◆ Set exercise: Below are some records: retype them all exactly, but not the pictures.

----

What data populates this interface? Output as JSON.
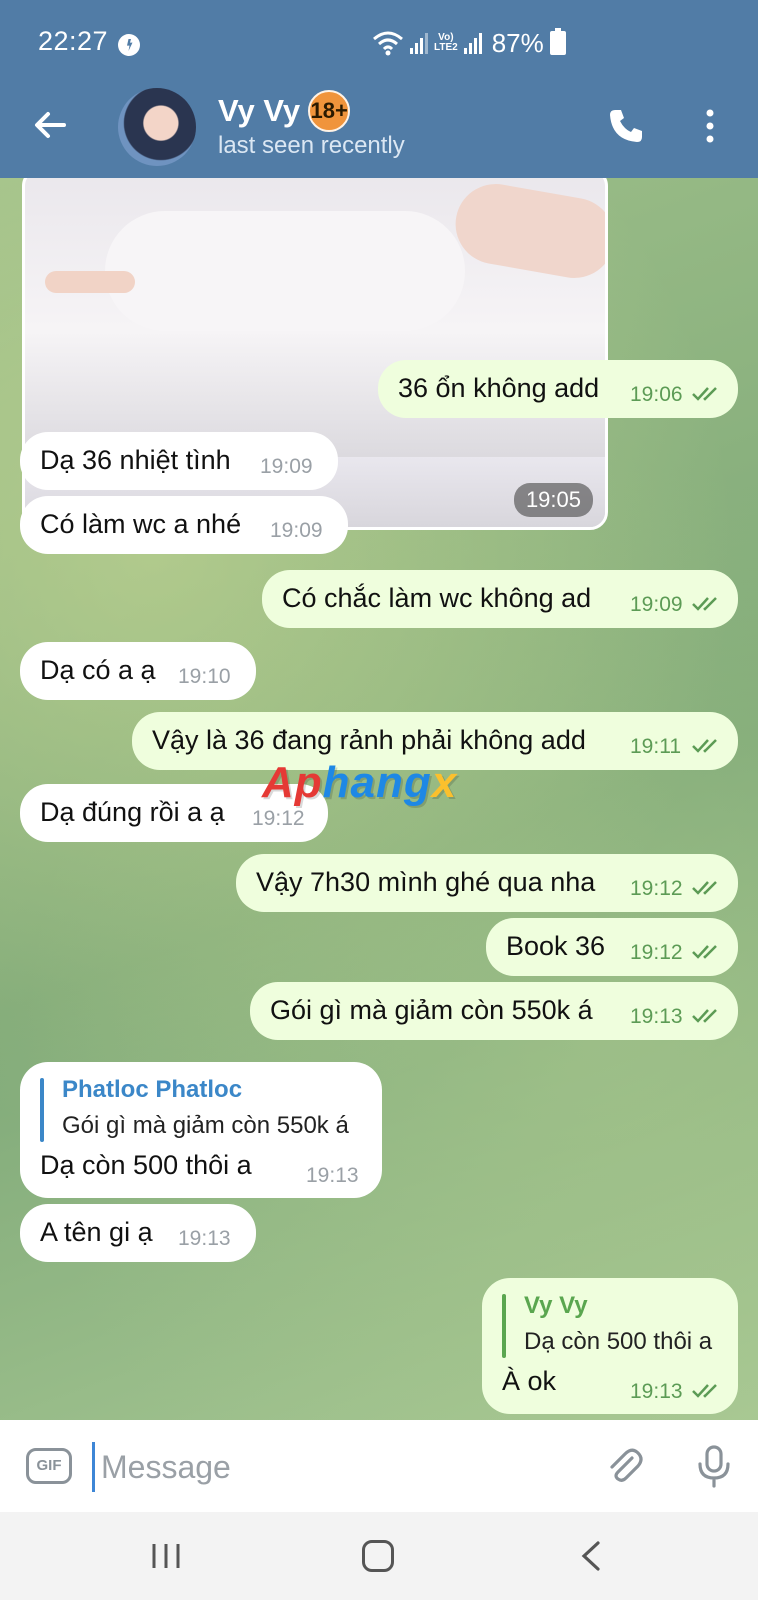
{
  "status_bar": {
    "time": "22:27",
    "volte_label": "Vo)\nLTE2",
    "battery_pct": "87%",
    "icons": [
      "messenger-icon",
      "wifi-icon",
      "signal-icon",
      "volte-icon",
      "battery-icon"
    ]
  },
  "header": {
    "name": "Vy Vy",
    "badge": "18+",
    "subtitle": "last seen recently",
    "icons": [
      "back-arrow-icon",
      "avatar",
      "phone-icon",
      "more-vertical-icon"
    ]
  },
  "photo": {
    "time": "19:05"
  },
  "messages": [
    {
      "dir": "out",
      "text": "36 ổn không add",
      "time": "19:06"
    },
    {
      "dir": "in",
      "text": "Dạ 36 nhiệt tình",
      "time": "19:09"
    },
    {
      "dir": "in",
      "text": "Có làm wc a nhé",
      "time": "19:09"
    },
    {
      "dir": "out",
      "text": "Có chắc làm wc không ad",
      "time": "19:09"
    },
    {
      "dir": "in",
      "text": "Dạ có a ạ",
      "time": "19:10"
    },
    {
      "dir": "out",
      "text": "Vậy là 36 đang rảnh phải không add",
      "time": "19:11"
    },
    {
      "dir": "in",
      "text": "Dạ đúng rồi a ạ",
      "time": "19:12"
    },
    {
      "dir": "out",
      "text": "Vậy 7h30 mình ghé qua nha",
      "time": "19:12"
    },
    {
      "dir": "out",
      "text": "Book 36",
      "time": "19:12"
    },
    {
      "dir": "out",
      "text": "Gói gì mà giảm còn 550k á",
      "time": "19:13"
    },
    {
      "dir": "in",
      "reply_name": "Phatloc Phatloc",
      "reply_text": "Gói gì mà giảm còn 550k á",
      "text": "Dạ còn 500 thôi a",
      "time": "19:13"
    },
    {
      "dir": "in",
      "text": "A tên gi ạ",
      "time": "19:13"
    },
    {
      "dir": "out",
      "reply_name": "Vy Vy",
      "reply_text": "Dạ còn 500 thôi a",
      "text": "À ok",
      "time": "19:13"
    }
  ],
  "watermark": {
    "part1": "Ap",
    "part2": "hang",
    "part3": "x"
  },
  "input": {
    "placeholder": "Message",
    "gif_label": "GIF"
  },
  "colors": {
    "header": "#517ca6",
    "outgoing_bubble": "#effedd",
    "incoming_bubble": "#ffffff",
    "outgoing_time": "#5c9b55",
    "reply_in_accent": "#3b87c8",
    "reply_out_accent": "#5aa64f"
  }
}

----

◆ Finished answer:
What data populates this interface? Output as JSON.
{
  "status_bar": {
    "time": "22:27",
    "volte_label": "Vo)\nLTE2",
    "battery_pct": "87%",
    "icons": [
      "messenger-icon",
      "wifi-icon",
      "signal-icon",
      "volte-icon",
      "battery-icon"
    ]
  },
  "header": {
    "name": "Vy Vy",
    "badge": "18+",
    "subtitle": "last seen recently",
    "icons": [
      "back-arrow-icon",
      "avatar",
      "phone-icon",
      "more-vertical-icon"
    ]
  },
  "photo": {
    "time": "19:05"
  },
  "messages": [
    {
      "dir": "out",
      "text": "36 ổn không add",
      "time": "19:06"
    },
    {
      "dir": "in",
      "text": "Dạ 36 nhiệt tình",
      "time": "19:09"
    },
    {
      "dir": "in",
      "text": "Có làm wc a nhé",
      "time": "19:09"
    },
    {
      "dir": "out",
      "text": "Có chắc làm wc không ad",
      "time": "19:09"
    },
    {
      "dir": "in",
      "text": "Dạ có a ạ",
      "time": "19:10"
    },
    {
      "dir": "out",
      "text": "Vậy là 36 đang rảnh phải không add",
      "time": "19:11"
    },
    {
      "dir": "in",
      "text": "Dạ đúng rồi a ạ",
      "time": "19:12"
    },
    {
      "dir": "out",
      "text": "Vậy 7h30 mình ghé qua nha",
      "time": "19:12"
    },
    {
      "dir": "out",
      "text": "Book 36",
      "time": "19:12"
    },
    {
      "dir": "out",
      "text": "Gói gì mà giảm còn 550k á",
      "time": "19:13"
    },
    {
      "dir": "in",
      "reply_name": "Phatloc Phatloc",
      "reply_text": "Gói gì mà giảm còn 550k á",
      "text": "Dạ còn 500 thôi a",
      "time": "19:13"
    },
    {
      "dir": "in",
      "text": "A tên gi ạ",
      "time": "19:13"
    },
    {
      "dir": "out",
      "reply_name": "Vy Vy",
      "reply_text": "Dạ còn 500 thôi a",
      "text": "À ok",
      "time": "19:13"
    }
  ],
  "watermark": {
    "part1": "Ap",
    "part2": "hang",
    "part3": "x"
  },
  "input": {
    "placeholder": "Message",
    "gif_label": "GIF"
  },
  "colors": {
    "header": "#517ca6",
    "outgoing_bubble": "#effedd",
    "incoming_bubble": "#ffffff",
    "outgoing_time": "#5c9b55",
    "reply_in_accent": "#3b87c8",
    "reply_out_accent": "#5aa64f"
  }
}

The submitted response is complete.